OBJECTIVE ▸ Switch every instance of "interactable" in the data below to "clickable". Keep everything else the same, and leave the pictures out of your answer.
++++++++
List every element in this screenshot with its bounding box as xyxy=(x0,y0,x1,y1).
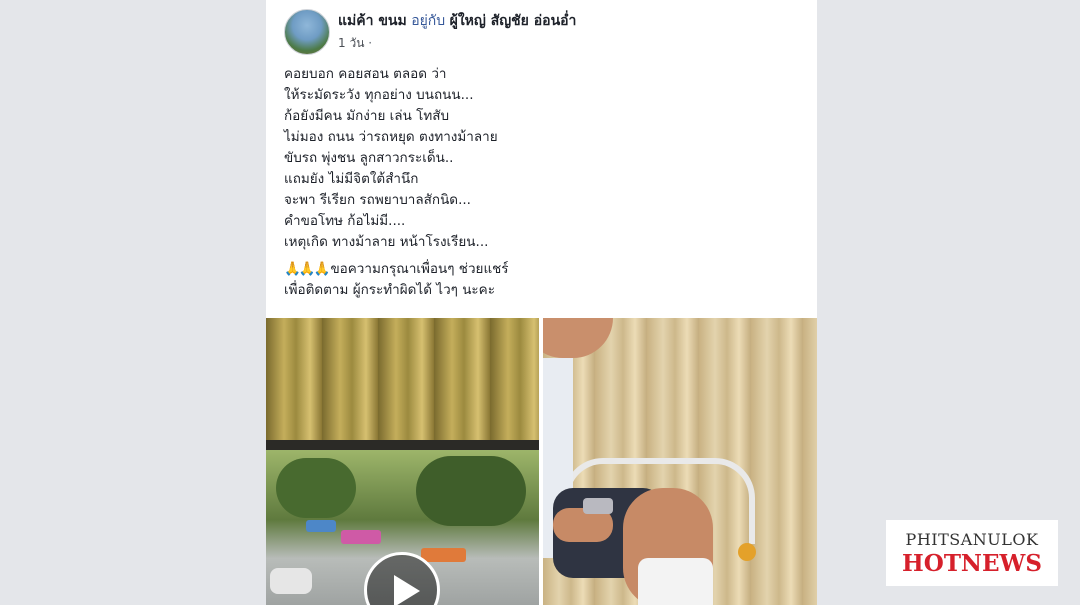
post-line: ก้อยังมีคน มักง่าย เล่น โทสับ xyxy=(284,108,450,124)
post-text: คอยบอก คอยสอน ตลอด ว่า ให้ระมัดระวัง ทุก… xyxy=(284,64,509,301)
curtain-image xyxy=(266,318,539,446)
post-line: ไม่มอง ถนน ว่ารถหยุด ตงทางม้าลาย xyxy=(284,129,498,145)
logo-line-2: HOTNEWS xyxy=(902,550,1042,577)
post-line: ให้ระมัดระวัง ทุกอย่าง บนถนน... xyxy=(284,87,474,103)
author-name[interactable]: แม่ค้า ขนม xyxy=(338,13,407,29)
avatar[interactable] xyxy=(284,9,330,55)
left-background xyxy=(0,0,266,605)
photo-injured-leg[interactable] xyxy=(543,318,817,605)
post-line: เหตุเกิด ทางม้าลาย หน้าโรงเรียน... xyxy=(284,234,489,250)
share-line-2: เพื่อติดตาม ผู้กระทำผิดได้ ไวๆ นะคะ xyxy=(284,282,495,298)
facebook-post: แม่ค้า ขนม อยู่กับ ผู้ใหญ่ สัญชัย อ่อนอ่… xyxy=(266,0,817,605)
pray-emoji-icon: 🙏🙏🙏 xyxy=(284,261,330,277)
post-header: แม่ค้า ขนม อยู่กับ ผู้ใหญ่ สัญชัย อ่อนอ่… xyxy=(338,10,576,32)
share-line-1: ขอความกรุณาเพื่อนๆ ช่วยแชร์ xyxy=(330,261,509,277)
post-media xyxy=(266,318,817,605)
post-line: คำขอโทษ ก้อไม่มี.... xyxy=(284,213,406,229)
post-line: จะพา รีเรียก รถพยาบาลสักนิด... xyxy=(284,192,471,208)
tagged-person[interactable]: ผู้ใหญ่ สัญชัย อ่อนอ่ำ xyxy=(450,13,577,29)
video-thumbnail[interactable] xyxy=(266,318,539,605)
post-line: แถมยัง ไม่มีจิตใต้สำนึก xyxy=(284,171,419,187)
with-label: อยู่กับ xyxy=(411,13,446,29)
post-time[interactable]: 1 วัน xyxy=(338,36,364,50)
share-request: 🙏🙏🙏 ขอความกรุณาเพื่อนๆ ช่วยแชร์ xyxy=(284,259,509,280)
post-line: ขับรถ พุ่งชน ลูกสาวกระเด็น.. xyxy=(284,150,454,166)
post-meta: 1 วัน · xyxy=(338,34,372,53)
logo-line-1: PHITSANULOK xyxy=(905,530,1039,549)
meta-separator: · xyxy=(368,36,373,50)
watermark-logo: PHITSANULOK HOTNEWS xyxy=(886,520,1058,586)
right-background xyxy=(817,0,1080,605)
post-line: คอยบอก คอยสอน ตลอด ว่า xyxy=(284,66,447,82)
++++++++
EXPECTED OUTPUT ▸
List every element in this screenshot with its bounding box as xyxy=(x0,y0,x1,y1).
post-line: ก้อยังมีคน มักง่าย เล่น โทสับ xyxy=(284,108,450,124)
post-text: คอยบอก คอยสอน ตลอด ว่า ให้ระมัดระวัง ทุก… xyxy=(284,64,509,301)
curtain-image xyxy=(266,318,539,446)
post-line: ไม่มอง ถนน ว่ารถหยุด ตงทางม้าลาย xyxy=(284,129,498,145)
logo-line-2: HOTNEWS xyxy=(902,550,1042,577)
post-line: ให้ระมัดระวัง ทุกอย่าง บนถนน... xyxy=(284,87,474,103)
author-name[clickable]: แม่ค้า ขนม xyxy=(338,13,407,29)
avatar[clickable] xyxy=(284,9,330,55)
left-background xyxy=(0,0,266,605)
photo-injured-leg[clickable] xyxy=(543,318,817,605)
post-line: เหตุเกิด ทางม้าลาย หน้าโรงเรียน... xyxy=(284,234,489,250)
share-line-2: เพื่อติดตาม ผู้กระทำผิดได้ ไวๆ นะคะ xyxy=(284,282,495,298)
facebook-post: แม่ค้า ขนม อยู่กับ ผู้ใหญ่ สัญชัย อ่อนอ่… xyxy=(266,0,817,605)
pray-emoji-icon: 🙏🙏🙏 xyxy=(284,261,330,277)
post-header: แม่ค้า ขนม อยู่กับ ผู้ใหญ่ สัญชัย อ่อนอ่… xyxy=(338,10,576,32)
share-line-1: ขอความกรุณาเพื่อนๆ ช่วยแชร์ xyxy=(330,261,509,277)
post-media xyxy=(266,318,817,605)
post-line: คำขอโทษ ก้อไม่มี.... xyxy=(284,213,406,229)
post-line: จะพา รีเรียก รถพยาบาลสักนิด... xyxy=(284,192,471,208)
tagged-person[clickable]: ผู้ใหญ่ สัญชัย อ่อนอ่ำ xyxy=(450,13,577,29)
video-thumbnail[clickable] xyxy=(266,318,539,605)
post-line: แถมยัง ไม่มีจิตใต้สำนึก xyxy=(284,171,419,187)
with-label: อยู่กับ xyxy=(411,13,446,29)
post-time[clickable]: 1 วัน xyxy=(338,36,364,50)
share-request: 🙏🙏🙏 ขอความกรุณาเพื่อนๆ ช่วยแชร์ xyxy=(284,259,509,280)
post-line: ขับรถ พุ่งชน ลูกสาวกระเด็น.. xyxy=(284,150,454,166)
post-meta: 1 วัน · xyxy=(338,34,372,53)
logo-line-1: PHITSANULOK xyxy=(905,530,1039,549)
meta-separator: · xyxy=(368,36,373,50)
watermark-logo: PHITSANULOK HOTNEWS xyxy=(886,520,1058,586)
right-background xyxy=(817,0,1080,605)
post-line: คอยบอก คอยสอน ตลอด ว่า xyxy=(284,66,447,82)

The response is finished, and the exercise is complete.